PROBLEM TO WORK ON:
Return all the data below as it stands, minus the pictures.

########################################

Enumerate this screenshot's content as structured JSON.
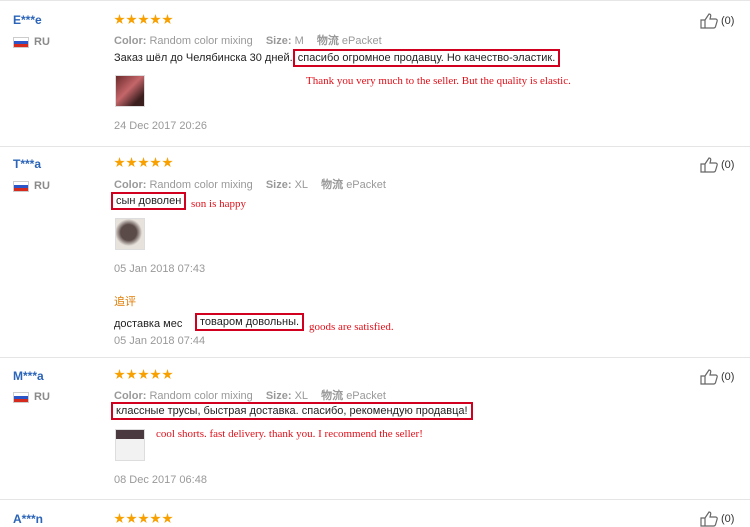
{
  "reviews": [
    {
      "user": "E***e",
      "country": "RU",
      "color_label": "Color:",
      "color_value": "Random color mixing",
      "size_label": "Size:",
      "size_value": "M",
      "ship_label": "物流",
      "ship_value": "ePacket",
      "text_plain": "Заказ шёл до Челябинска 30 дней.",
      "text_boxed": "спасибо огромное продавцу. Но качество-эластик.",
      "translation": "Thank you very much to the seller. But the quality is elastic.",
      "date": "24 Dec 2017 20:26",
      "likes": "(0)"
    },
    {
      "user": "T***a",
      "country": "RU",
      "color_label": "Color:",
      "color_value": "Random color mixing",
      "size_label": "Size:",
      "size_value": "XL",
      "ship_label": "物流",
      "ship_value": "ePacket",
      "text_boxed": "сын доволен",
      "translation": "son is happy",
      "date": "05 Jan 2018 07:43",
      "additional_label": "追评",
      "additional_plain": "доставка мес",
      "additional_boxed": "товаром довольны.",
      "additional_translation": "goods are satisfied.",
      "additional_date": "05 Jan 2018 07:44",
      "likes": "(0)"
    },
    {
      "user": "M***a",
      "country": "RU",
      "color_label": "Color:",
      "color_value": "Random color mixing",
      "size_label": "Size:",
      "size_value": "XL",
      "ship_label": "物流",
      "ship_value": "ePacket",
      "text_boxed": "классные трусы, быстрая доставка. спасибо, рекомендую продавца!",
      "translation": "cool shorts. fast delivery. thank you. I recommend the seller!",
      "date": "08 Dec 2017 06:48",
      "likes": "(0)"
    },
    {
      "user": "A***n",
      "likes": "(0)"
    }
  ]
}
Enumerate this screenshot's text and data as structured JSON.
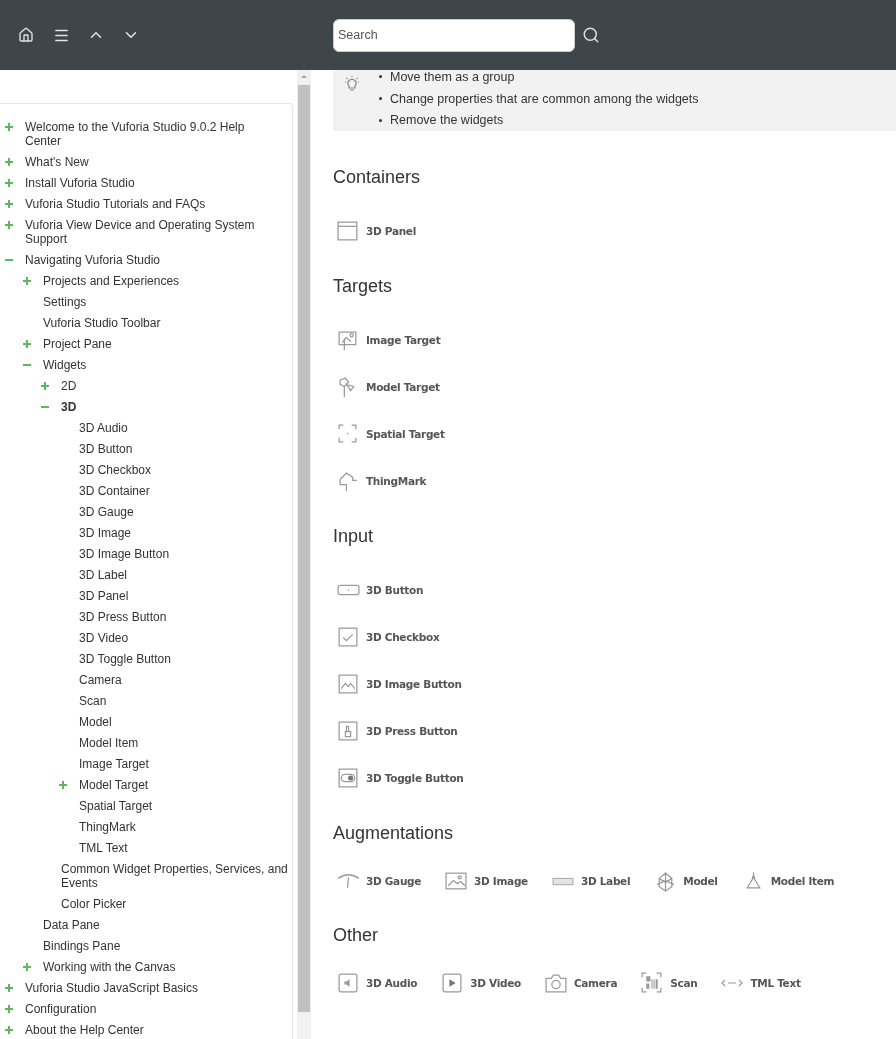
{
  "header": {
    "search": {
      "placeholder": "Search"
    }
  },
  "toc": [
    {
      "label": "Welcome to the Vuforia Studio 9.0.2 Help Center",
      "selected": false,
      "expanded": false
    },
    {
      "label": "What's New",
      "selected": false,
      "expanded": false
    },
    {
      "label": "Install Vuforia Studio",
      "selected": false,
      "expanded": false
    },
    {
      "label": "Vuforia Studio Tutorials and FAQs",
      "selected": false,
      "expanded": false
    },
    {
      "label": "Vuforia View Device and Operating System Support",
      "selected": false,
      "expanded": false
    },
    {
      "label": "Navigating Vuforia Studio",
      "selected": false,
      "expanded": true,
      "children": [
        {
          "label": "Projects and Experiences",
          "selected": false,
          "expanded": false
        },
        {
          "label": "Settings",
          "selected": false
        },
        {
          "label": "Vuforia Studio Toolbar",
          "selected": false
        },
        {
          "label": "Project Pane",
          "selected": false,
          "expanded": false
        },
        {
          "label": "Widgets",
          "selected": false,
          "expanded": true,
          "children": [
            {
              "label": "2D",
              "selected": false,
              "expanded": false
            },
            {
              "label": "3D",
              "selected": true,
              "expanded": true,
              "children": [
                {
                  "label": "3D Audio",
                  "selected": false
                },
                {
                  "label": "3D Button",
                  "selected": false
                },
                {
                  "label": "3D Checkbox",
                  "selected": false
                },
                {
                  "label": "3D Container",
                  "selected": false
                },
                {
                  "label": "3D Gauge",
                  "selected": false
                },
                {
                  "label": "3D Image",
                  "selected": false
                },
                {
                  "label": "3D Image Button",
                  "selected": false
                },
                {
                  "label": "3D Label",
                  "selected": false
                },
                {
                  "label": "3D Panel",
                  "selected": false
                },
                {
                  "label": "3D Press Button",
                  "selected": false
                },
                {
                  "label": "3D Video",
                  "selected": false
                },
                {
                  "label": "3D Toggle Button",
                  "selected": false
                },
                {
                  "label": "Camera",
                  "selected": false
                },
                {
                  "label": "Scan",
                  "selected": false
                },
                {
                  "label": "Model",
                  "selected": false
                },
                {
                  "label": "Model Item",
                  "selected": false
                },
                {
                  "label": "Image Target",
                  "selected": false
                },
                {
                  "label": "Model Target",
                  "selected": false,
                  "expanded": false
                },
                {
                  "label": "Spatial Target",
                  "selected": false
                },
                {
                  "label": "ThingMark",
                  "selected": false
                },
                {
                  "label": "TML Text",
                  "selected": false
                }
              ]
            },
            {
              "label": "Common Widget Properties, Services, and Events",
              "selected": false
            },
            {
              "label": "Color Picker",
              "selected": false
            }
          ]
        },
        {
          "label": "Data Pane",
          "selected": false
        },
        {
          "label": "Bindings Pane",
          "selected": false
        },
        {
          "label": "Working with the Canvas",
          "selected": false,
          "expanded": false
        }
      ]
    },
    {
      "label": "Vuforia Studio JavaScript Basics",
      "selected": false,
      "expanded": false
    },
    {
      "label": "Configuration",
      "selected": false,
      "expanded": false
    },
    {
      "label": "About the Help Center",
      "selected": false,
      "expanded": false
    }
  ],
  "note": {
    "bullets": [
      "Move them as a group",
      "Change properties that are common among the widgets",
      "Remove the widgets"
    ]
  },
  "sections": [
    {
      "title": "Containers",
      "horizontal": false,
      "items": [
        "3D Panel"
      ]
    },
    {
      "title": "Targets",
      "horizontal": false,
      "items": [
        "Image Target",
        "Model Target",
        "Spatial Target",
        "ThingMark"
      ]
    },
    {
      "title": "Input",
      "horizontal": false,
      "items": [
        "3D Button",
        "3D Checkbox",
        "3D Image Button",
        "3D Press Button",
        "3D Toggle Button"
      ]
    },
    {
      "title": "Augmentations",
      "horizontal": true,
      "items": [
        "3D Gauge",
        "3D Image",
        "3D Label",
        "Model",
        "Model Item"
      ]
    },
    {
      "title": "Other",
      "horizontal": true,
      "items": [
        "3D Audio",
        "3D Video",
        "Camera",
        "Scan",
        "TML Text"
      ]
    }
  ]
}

########################################

CORRECT OUTPUT:
Enumerate this screenshot's content as structured JSON.
{
  "reviews": [
    {
      "user": "E***e",
      "country": "RU",
      "color_label": "Color:",
      "color_value": "Random color mixing",
      "size_label": "Size:",
      "size_value": "M",
      "ship_label": "物流",
      "ship_value": "ePacket",
      "text_plain": "Заказ шёл до Челябинска 30 дней.",
      "text_boxed": "спасибо огромное продавцу. Но качество-эластик.",
      "translation": "Thank you very much to the seller. But the quality is elastic.",
      "date": "24 Dec 2017 20:26",
      "likes": "(0)"
    },
    {
      "user": "T***a",
      "country": "RU",
      "color_label": "Color:",
      "color_value": "Random color mixing",
      "size_label": "Size:",
      "size_value": "XL",
      "ship_label": "物流",
      "ship_value": "ePacket",
      "text_boxed": "сын доволен",
      "translation": "son is happy",
      "date": "05 Jan 2018 07:43",
      "additional_label": "追评",
      "additional_plain": "доставка мес",
      "additional_boxed": "товаром довольны.",
      "additional_translation": "goods are satisfied.",
      "additional_date": "05 Jan 2018 07:44",
      "likes": "(0)"
    },
    {
      "user": "M***a",
      "country": "RU",
      "color_label": "Color:",
      "color_value": "Random color mixing",
      "size_label": "Size:",
      "size_value": "XL",
      "ship_label": "物流",
      "ship_value": "ePacket",
      "text_boxed": "классные трусы, быстрая доставка. спасибо, рекомендую продавца!",
      "translation": "cool shorts. fast delivery. thank you. I recommend the seller!",
      "date": "08 Dec 2017 06:48",
      "likes": "(0)"
    },
    {
      "user": "A***n",
      "likes": "(0)"
    }
  ]
}
Enumerate this screenshot's text and data as structured JSON.
{
  "header": {
    "search": {
      "placeholder": "Search"
    }
  },
  "toc": [
    {
      "label": "Welcome to the Vuforia Studio 9.0.2 Help Center",
      "selected": false,
      "expanded": false
    },
    {
      "label": "What's New",
      "selected": false,
      "expanded": false
    },
    {
      "label": "Install Vuforia Studio",
      "selected": false,
      "expanded": false
    },
    {
      "label": "Vuforia Studio Tutorials and FAQs",
      "selected": false,
      "expanded": false
    },
    {
      "label": "Vuforia View Device and Operating System Support",
      "selected": false,
      "expanded": false
    },
    {
      "label": "Navigating Vuforia Studio",
      "selected": false,
      "expanded": true,
      "children": [
        {
          "label": "Projects and Experiences",
          "selected": false,
          "expanded": false
        },
        {
          "label": "Settings",
          "selected": false
        },
        {
          "label": "Vuforia Studio Toolbar",
          "selected": false
        },
        {
          "label": "Project Pane",
          "selected": false,
          "expanded": false
        },
        {
          "label": "Widgets",
          "selected": false,
          "expanded": true,
          "children": [
            {
              "label": "2D",
              "selected": false,
              "expanded": false
            },
            {
              "label": "3D",
              "selected": true,
              "expanded": true,
              "children": [
                {
                  "label": "3D Audio",
                  "selected": false
                },
                {
                  "label": "3D Button",
                  "selected": false
                },
                {
                  "label": "3D Checkbox",
                  "selected": false
                },
                {
                  "label": "3D Container",
                  "selected": false
                },
                {
                  "label": "3D Gauge",
                  "selected": false
                },
                {
                  "label": "3D Image",
                  "selected": false
                },
                {
                  "label": "3D Image Button",
                  "selected": false
                },
                {
                  "label": "3D Label",
                  "selected": false
                },
                {
                  "label": "3D Panel",
                  "selected": false
                },
                {
                  "label": "3D Press Button",
                  "selected": false
                },
                {
                  "label": "3D Video",
                  "selected": false
                },
                {
                  "label": "3D Toggle Button",
                  "selected": false
                },
                {
                  "label": "Camera",
                  "selected": false
                },
                {
                  "label": "Scan",
                  "selected": false
                },
                {
                  "label": "Model",
                  "selected": false
                },
                {
                  "label": "Model Item",
                  "selected": false
                },
                {
                  "label": "Image Target",
                  "selected": false
                },
                {
                  "label": "Model Target",
                  "selected": false,
                  "expanded": false
                },
                {
                  "label": "Spatial Target",
                  "selected": false
                },
                {
                  "label": "ThingMark",
                  "selected": false
                },
                {
                  "label": "TML Text",
                  "selected": false
                }
              ]
            },
            {
              "label": "Common Widget Properties, Services, and Events",
              "selected": false
            },
            {
              "label": "Color Picker",
              "selected": false
            }
          ]
        },
        {
          "label": "Data Pane",
          "selected": false
        },
        {
          "label": "Bindings Pane",
          "selected": false
        },
        {
          "label": "Working with the Canvas",
          "selected": false,
          "expanded": false
        }
      ]
    },
    {
      "label": "Vuforia Studio JavaScript Basics",
      "selected": false,
      "expanded": false
    },
    {
      "label": "Configuration",
      "selected": false,
      "expanded": false
    },
    {
      "label": "About the Help Center",
      "selected": false,
      "expanded": false
    }
  ],
  "note": {
    "bullets": [
      "Move them as a group",
      "Change properties that are common among the widgets",
      "Remove the widgets"
    ]
  },
  "sections": [
    {
      "title": "Containers",
      "horizontal": false,
      "items": [
        "3D Panel"
      ]
    },
    {
      "title": "Targets",
      "horizontal": false,
      "items": [
        "Image Target",
        "Model Target",
        "Spatial Target",
        "ThingMark"
      ]
    },
    {
      "title": "Input",
      "horizontal": false,
      "items": [
        "3D Button",
        "3D Checkbox",
        "3D Image Button",
        "3D Press Button",
        "3D Toggle Button"
      ]
    },
    {
      "title": "Augmentations",
      "horizontal": true,
      "items": [
        "3D Gauge",
        "3D Image",
        "3D Label",
        "Model",
        "Model Item"
      ]
    },
    {
      "title": "Other",
      "horizontal": true,
      "items": [
        "3D Audio",
        "3D Video",
        "Camera",
        "Scan",
        "TML Text"
      ]
    }
  ]
}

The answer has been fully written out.